Quote the records in full and leave their pictures out.

* **TASK INPUT**:
===
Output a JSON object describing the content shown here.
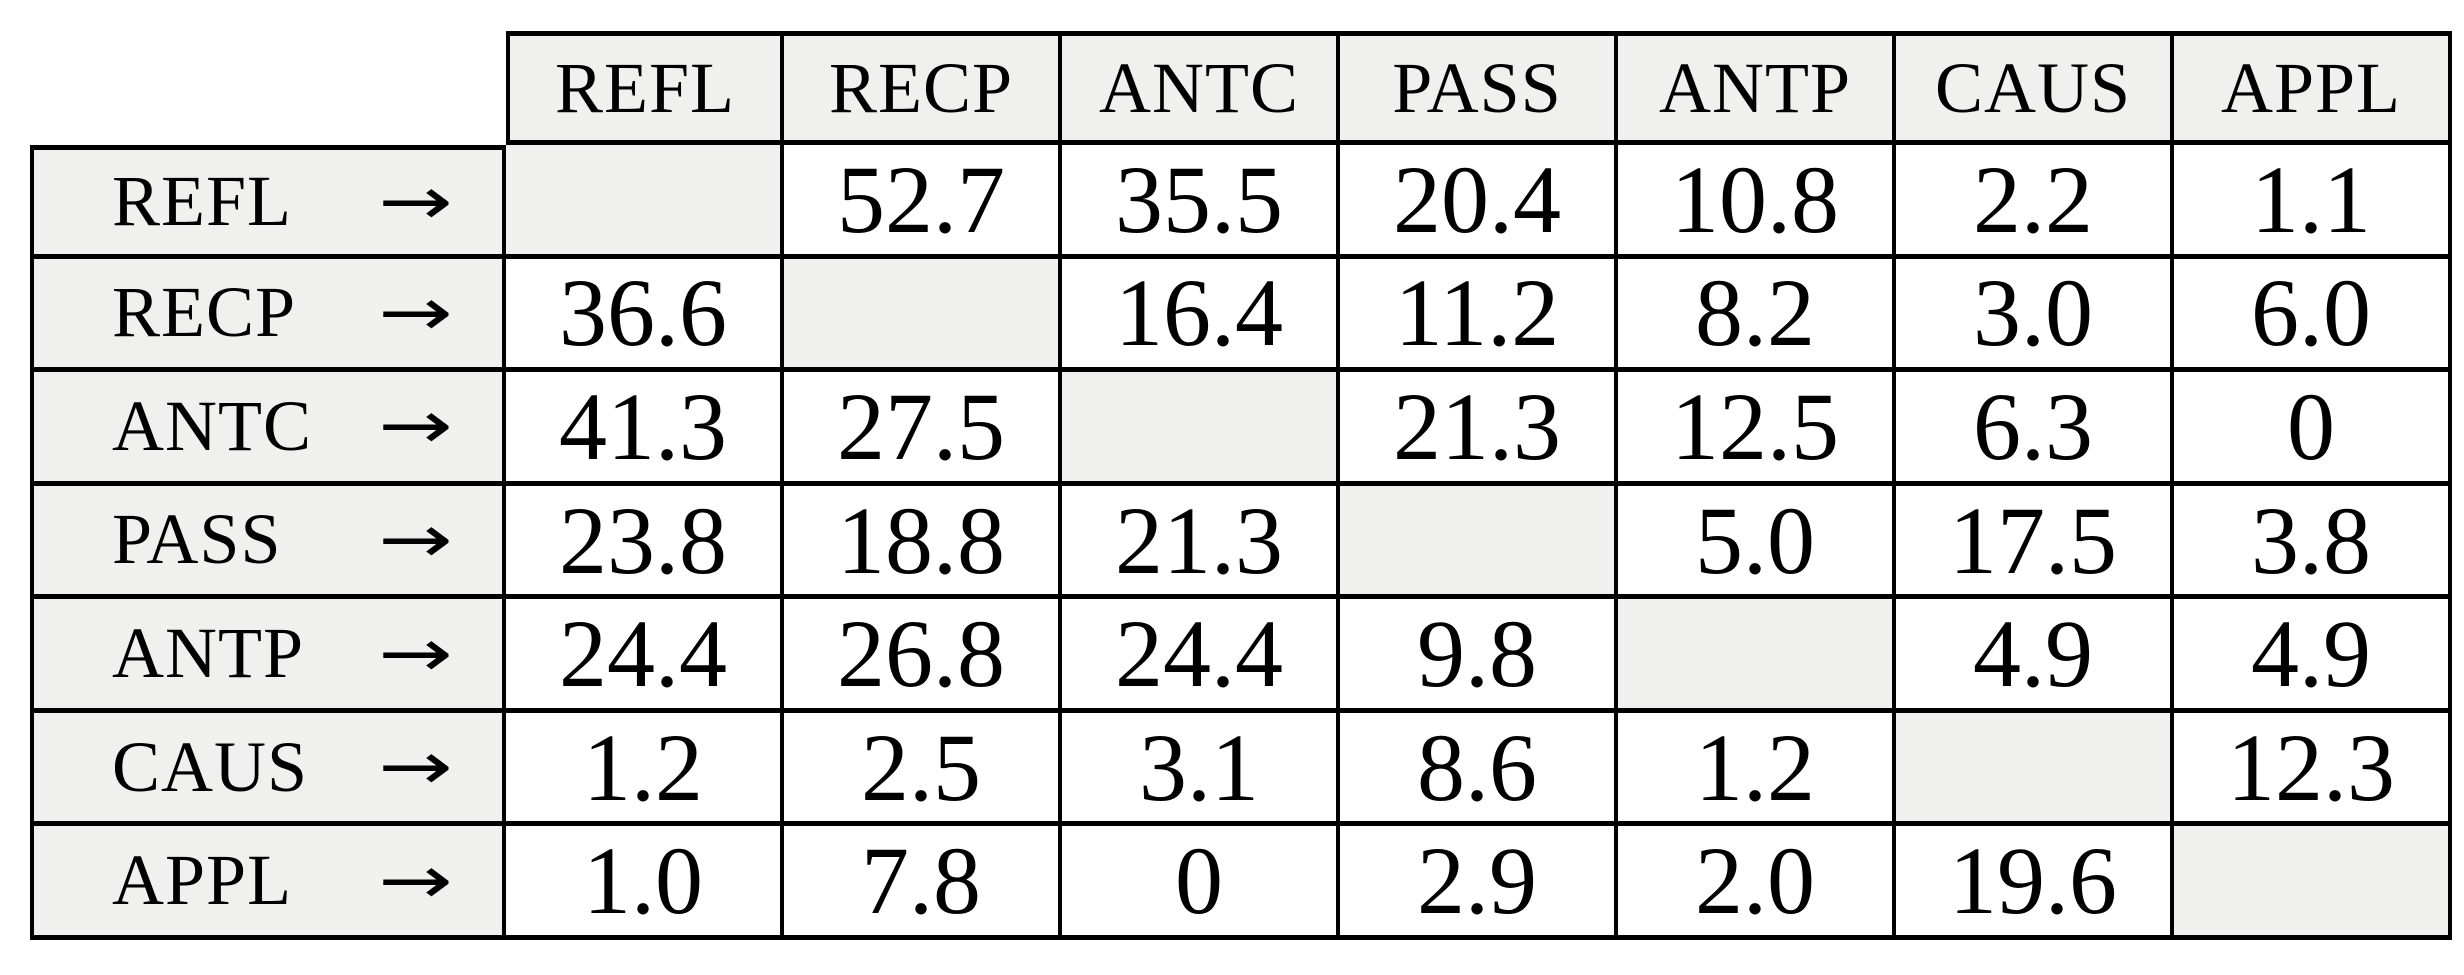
{
  "table": {
    "description": "co-occurrence matrix of valency markers",
    "arrow": "→",
    "columns": [
      "REFL",
      "RECP",
      "ANTC",
      "PASS",
      "ANTP",
      "CAUS",
      "APPL"
    ],
    "rows": [
      {
        "label": "REFL",
        "values": [
          "",
          "52.7",
          "35.5",
          "20.4",
          "10.8",
          "2.2",
          "1.1"
        ]
      },
      {
        "label": "RECP",
        "values": [
          "36.6",
          "",
          "16.4",
          "11.2",
          "8.2",
          "3.0",
          "6.0"
        ]
      },
      {
        "label": "ANTC",
        "values": [
          "41.3",
          "27.5",
          "",
          "21.3",
          "12.5",
          "6.3",
          "0"
        ]
      },
      {
        "label": "PASS",
        "values": [
          "23.8",
          "18.8",
          "21.3",
          "",
          "5.0",
          "17.5",
          "3.8"
        ]
      },
      {
        "label": "ANTP",
        "values": [
          "24.4",
          "26.8",
          "24.4",
          "9.8",
          "",
          "4.9",
          "4.9"
        ]
      },
      {
        "label": "CAUS",
        "values": [
          "1.2",
          "2.5",
          "3.1",
          "8.6",
          "1.2",
          "",
          "12.3"
        ]
      },
      {
        "label": "APPL",
        "values": [
          "1.0",
          "7.8",
          "0",
          "2.9",
          "2.0",
          "19.6",
          ""
        ]
      }
    ],
    "colors": {
      "shaded_bg": "#f0f0ee",
      "border": "#000000",
      "text": "#000000",
      "page_bg": "#ffffff"
    }
  }
}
===
* **PROBLEM SOLUTION**:
Output a JSON object describing the content shown here.
{
  "table": {
    "description": "co-occurrence matrix of valency markers",
    "arrow": "→",
    "columns": [
      "REFL",
      "RECP",
      "ANTC",
      "PASS",
      "ANTP",
      "CAUS",
      "APPL"
    ],
    "rows": [
      {
        "label": "REFL",
        "values": [
          "",
          "52.7",
          "35.5",
          "20.4",
          "10.8",
          "2.2",
          "1.1"
        ]
      },
      {
        "label": "RECP",
        "values": [
          "36.6",
          "",
          "16.4",
          "11.2",
          "8.2",
          "3.0",
          "6.0"
        ]
      },
      {
        "label": "ANTC",
        "values": [
          "41.3",
          "27.5",
          "",
          "21.3",
          "12.5",
          "6.3",
          "0"
        ]
      },
      {
        "label": "PASS",
        "values": [
          "23.8",
          "18.8",
          "21.3",
          "",
          "5.0",
          "17.5",
          "3.8"
        ]
      },
      {
        "label": "ANTP",
        "values": [
          "24.4",
          "26.8",
          "24.4",
          "9.8",
          "",
          "4.9",
          "4.9"
        ]
      },
      {
        "label": "CAUS",
        "values": [
          "1.2",
          "2.5",
          "3.1",
          "8.6",
          "1.2",
          "",
          "12.3"
        ]
      },
      {
        "label": "APPL",
        "values": [
          "1.0",
          "7.8",
          "0",
          "2.9",
          "2.0",
          "19.6",
          ""
        ]
      }
    ],
    "colors": {
      "shaded_bg": "#f0f0ee",
      "border": "#000000",
      "text": "#000000",
      "page_bg": "#ffffff"
    }
  }
}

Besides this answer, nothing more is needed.